■ **OBJECTIVE**
Which lines below hold the word "ylabel"? Copy all of them.
— start —
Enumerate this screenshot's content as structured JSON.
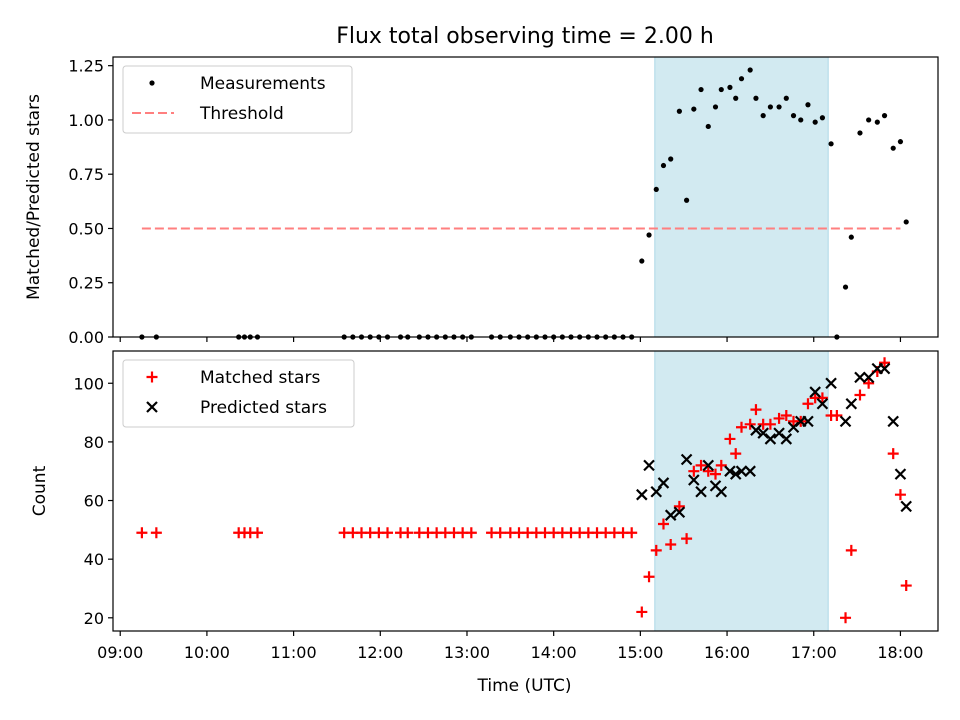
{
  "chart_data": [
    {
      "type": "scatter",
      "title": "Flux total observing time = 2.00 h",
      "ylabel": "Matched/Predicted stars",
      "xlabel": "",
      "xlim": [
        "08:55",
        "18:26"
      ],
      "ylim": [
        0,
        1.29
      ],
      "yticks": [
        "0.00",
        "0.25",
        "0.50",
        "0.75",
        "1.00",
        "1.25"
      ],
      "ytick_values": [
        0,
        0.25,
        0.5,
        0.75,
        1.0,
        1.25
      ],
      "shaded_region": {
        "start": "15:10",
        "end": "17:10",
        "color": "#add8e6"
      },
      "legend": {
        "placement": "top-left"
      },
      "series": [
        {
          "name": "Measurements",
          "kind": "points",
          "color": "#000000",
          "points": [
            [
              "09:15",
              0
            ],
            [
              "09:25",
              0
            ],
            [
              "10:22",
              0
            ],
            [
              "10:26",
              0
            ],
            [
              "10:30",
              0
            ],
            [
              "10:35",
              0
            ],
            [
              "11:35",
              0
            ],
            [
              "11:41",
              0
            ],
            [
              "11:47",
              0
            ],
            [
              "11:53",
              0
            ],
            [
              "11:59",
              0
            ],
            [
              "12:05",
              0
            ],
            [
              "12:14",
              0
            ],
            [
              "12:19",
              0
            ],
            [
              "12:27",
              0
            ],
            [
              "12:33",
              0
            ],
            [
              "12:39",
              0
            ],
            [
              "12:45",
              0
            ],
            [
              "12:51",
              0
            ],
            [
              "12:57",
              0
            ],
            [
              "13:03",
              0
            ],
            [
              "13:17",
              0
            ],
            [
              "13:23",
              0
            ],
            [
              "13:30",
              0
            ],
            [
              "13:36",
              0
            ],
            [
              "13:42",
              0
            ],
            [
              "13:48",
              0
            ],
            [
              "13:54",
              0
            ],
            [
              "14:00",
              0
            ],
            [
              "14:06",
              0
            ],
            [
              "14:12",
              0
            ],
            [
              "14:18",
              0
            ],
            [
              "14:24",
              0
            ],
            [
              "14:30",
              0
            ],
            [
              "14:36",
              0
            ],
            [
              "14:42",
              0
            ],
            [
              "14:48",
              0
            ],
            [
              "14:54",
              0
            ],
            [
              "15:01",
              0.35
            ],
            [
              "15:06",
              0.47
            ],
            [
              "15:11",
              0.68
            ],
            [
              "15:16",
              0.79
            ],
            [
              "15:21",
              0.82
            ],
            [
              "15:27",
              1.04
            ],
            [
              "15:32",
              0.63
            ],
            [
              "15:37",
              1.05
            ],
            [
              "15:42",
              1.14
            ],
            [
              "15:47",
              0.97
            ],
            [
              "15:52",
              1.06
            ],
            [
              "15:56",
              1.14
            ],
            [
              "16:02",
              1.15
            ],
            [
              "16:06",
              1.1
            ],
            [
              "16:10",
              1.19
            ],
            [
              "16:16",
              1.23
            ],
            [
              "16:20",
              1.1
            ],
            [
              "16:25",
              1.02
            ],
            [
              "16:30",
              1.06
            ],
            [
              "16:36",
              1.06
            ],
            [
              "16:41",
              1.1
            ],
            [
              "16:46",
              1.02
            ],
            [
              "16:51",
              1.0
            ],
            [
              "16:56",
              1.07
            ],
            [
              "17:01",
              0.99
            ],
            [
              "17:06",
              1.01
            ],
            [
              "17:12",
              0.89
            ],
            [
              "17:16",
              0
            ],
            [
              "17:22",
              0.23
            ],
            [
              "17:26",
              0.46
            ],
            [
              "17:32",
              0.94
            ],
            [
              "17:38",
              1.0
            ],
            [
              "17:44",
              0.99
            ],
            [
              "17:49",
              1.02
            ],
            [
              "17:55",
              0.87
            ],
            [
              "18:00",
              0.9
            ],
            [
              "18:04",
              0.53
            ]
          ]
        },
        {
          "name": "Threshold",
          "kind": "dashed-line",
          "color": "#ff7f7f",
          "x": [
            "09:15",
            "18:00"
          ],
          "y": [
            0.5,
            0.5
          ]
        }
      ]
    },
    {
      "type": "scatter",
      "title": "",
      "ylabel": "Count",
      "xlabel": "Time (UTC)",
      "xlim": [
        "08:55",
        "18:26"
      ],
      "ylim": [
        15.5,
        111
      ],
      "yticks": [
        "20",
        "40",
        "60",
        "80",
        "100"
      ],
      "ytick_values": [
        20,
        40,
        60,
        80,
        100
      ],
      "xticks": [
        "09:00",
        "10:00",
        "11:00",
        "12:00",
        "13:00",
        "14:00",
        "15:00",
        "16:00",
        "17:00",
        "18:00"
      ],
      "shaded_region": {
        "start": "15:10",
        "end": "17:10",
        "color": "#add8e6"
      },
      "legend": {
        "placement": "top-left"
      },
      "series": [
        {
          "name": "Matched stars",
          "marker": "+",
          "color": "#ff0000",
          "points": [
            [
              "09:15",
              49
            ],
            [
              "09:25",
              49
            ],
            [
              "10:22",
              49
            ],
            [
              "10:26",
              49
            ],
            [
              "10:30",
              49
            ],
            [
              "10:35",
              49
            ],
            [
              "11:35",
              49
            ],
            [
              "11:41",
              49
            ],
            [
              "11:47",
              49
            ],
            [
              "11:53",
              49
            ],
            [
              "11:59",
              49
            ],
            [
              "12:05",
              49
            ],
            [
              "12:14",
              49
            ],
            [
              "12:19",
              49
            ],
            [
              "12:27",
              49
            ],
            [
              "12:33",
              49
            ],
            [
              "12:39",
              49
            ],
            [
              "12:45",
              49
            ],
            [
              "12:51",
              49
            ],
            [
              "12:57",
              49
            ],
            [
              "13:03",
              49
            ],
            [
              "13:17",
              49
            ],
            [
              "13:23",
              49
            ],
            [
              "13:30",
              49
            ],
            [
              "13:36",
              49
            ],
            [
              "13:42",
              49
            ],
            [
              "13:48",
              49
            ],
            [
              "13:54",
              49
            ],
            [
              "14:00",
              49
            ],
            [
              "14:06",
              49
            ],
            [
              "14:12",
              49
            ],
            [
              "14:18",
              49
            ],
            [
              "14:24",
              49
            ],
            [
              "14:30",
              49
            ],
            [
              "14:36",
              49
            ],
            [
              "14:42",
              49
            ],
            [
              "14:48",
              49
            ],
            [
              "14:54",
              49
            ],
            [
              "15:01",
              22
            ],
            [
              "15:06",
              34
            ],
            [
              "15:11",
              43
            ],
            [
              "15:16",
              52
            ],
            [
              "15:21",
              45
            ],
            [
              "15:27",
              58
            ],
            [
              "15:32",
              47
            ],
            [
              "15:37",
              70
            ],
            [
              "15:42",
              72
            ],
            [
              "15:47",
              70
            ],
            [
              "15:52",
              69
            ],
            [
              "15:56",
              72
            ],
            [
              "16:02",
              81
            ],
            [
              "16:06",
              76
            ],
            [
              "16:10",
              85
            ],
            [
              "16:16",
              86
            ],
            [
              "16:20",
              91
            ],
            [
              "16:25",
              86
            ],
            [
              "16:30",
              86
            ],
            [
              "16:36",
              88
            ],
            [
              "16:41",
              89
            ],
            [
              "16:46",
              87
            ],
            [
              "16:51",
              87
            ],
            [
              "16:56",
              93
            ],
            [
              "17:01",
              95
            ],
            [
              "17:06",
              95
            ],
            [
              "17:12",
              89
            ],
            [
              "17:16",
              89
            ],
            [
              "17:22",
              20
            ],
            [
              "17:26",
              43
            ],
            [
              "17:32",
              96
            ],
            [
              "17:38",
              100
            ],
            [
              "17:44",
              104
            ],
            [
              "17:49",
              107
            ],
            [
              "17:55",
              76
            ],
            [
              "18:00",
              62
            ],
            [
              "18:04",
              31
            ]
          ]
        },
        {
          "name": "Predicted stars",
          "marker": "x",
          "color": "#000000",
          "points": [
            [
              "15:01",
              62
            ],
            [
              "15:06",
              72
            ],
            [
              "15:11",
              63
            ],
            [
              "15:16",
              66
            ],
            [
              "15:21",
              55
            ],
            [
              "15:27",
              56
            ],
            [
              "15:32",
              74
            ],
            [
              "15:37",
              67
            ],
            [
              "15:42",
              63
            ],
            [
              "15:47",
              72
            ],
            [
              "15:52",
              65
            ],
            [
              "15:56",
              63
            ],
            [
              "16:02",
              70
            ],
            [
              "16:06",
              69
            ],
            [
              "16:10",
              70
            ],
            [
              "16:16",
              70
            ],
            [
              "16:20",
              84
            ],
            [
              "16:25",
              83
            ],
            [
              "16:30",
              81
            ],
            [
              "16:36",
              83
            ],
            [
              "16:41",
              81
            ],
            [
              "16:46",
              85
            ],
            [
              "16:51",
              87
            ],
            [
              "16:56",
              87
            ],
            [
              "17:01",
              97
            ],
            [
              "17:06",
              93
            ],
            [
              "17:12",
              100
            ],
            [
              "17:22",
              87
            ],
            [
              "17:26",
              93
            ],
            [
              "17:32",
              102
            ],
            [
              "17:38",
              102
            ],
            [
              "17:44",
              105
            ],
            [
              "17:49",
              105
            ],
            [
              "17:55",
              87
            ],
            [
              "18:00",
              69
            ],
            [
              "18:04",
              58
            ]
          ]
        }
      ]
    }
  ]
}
— end —
— start —
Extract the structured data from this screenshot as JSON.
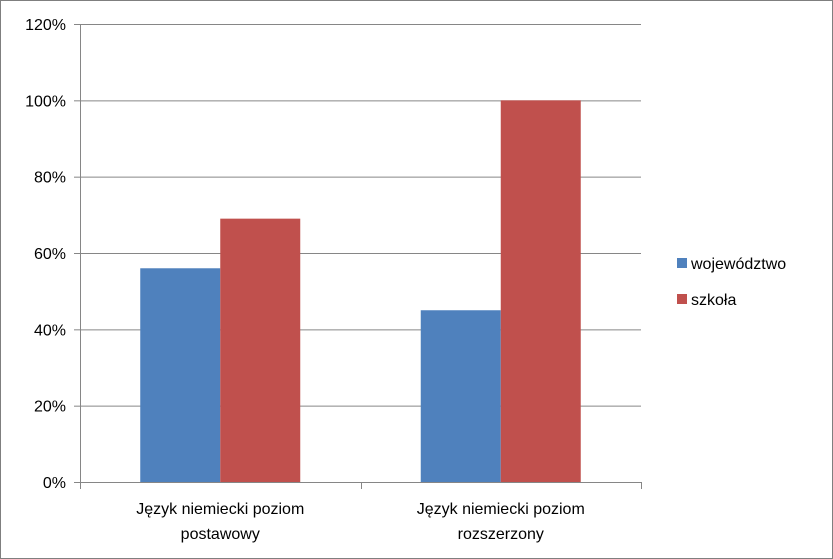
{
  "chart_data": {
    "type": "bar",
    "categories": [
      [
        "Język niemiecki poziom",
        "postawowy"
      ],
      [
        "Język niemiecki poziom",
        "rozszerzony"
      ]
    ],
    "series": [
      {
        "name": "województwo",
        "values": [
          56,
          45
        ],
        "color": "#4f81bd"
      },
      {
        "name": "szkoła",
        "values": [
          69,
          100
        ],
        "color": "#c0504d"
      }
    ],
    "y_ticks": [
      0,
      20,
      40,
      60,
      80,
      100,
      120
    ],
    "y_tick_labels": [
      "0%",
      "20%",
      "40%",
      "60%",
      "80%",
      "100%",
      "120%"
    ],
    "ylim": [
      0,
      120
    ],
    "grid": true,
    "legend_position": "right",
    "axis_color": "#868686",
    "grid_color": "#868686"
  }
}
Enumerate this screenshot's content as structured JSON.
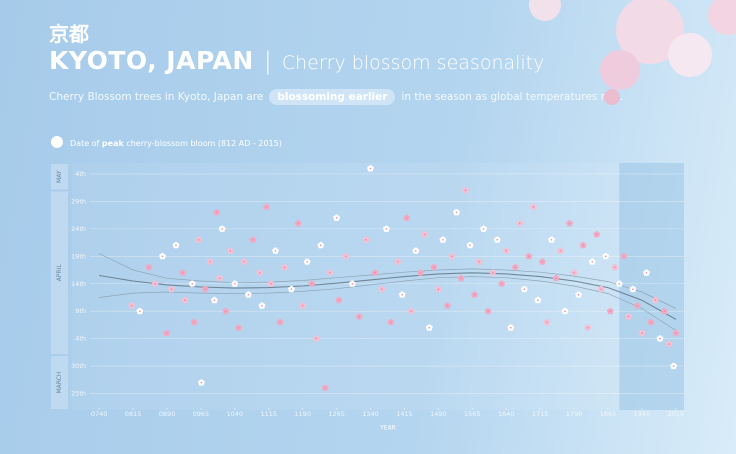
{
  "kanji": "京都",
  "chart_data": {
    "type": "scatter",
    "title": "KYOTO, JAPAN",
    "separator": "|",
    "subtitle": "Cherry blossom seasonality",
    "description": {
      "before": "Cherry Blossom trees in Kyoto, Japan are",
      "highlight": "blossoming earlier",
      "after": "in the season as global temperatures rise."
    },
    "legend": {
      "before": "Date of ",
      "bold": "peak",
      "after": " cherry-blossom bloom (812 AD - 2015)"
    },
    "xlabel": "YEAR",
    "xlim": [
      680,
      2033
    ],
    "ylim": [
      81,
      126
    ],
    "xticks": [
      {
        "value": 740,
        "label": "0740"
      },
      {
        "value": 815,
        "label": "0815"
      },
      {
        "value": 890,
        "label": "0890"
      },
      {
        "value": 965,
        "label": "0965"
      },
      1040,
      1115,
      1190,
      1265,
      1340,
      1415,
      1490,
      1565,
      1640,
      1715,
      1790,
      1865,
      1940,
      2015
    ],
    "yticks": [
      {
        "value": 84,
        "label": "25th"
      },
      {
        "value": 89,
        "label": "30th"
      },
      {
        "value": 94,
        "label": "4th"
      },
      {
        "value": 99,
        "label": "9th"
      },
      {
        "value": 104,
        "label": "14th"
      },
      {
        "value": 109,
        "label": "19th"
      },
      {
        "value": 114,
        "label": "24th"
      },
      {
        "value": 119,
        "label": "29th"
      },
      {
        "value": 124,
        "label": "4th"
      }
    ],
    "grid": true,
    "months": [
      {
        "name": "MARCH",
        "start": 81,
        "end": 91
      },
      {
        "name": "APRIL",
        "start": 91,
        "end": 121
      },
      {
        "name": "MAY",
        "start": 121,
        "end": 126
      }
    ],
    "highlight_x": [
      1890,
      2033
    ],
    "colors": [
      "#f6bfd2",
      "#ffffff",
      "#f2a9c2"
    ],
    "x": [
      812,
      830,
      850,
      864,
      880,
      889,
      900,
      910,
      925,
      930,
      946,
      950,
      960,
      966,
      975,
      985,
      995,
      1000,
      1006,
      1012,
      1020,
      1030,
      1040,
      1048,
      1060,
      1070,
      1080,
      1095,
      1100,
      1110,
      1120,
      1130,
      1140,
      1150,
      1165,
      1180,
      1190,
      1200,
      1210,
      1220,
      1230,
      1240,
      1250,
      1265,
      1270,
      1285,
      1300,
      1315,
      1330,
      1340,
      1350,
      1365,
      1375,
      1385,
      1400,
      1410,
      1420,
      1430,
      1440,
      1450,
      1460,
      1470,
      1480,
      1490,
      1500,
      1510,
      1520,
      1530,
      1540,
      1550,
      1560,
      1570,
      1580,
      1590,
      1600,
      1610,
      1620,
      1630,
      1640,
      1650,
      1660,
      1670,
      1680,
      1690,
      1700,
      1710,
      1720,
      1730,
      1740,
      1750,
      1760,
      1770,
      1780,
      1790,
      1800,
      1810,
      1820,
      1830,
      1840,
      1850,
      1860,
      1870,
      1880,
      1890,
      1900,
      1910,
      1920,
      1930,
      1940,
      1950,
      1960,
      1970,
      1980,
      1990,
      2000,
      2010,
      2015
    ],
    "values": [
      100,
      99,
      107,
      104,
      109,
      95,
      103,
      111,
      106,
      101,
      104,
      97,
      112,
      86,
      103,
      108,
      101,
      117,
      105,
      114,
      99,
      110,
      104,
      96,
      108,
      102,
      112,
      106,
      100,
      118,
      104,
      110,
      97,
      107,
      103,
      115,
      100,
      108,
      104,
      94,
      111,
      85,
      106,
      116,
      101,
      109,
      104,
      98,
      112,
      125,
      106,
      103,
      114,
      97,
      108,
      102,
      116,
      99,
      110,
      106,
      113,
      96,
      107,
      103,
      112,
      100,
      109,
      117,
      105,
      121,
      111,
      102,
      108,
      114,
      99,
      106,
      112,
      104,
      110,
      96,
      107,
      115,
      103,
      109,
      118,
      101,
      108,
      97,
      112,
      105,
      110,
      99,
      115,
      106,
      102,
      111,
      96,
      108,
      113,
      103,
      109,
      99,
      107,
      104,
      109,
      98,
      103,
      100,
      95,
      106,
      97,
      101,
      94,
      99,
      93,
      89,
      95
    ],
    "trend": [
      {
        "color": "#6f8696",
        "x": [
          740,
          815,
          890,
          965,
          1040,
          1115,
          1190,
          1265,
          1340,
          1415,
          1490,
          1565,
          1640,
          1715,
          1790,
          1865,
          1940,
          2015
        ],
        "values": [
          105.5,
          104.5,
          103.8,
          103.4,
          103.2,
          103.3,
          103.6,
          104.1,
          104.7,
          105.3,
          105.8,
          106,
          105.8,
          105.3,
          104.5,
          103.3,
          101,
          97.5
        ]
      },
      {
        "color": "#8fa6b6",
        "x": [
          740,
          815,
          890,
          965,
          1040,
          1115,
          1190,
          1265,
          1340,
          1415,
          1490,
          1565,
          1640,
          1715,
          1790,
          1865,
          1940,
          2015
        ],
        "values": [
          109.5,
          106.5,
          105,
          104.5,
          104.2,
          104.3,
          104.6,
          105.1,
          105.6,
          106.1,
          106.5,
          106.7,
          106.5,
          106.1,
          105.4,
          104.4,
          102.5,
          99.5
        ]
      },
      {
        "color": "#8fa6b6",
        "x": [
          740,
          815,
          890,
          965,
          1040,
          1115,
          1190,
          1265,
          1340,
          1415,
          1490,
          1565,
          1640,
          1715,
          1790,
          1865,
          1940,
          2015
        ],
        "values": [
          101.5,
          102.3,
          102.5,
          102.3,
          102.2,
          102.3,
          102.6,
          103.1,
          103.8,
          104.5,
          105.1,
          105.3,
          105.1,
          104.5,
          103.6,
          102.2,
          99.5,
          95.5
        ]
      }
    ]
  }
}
— end —
■ **OUTPUT FOR THIS EXERCISE**
      "ylabel": "Matched/Predicted stars",
      "ylabel": "Count",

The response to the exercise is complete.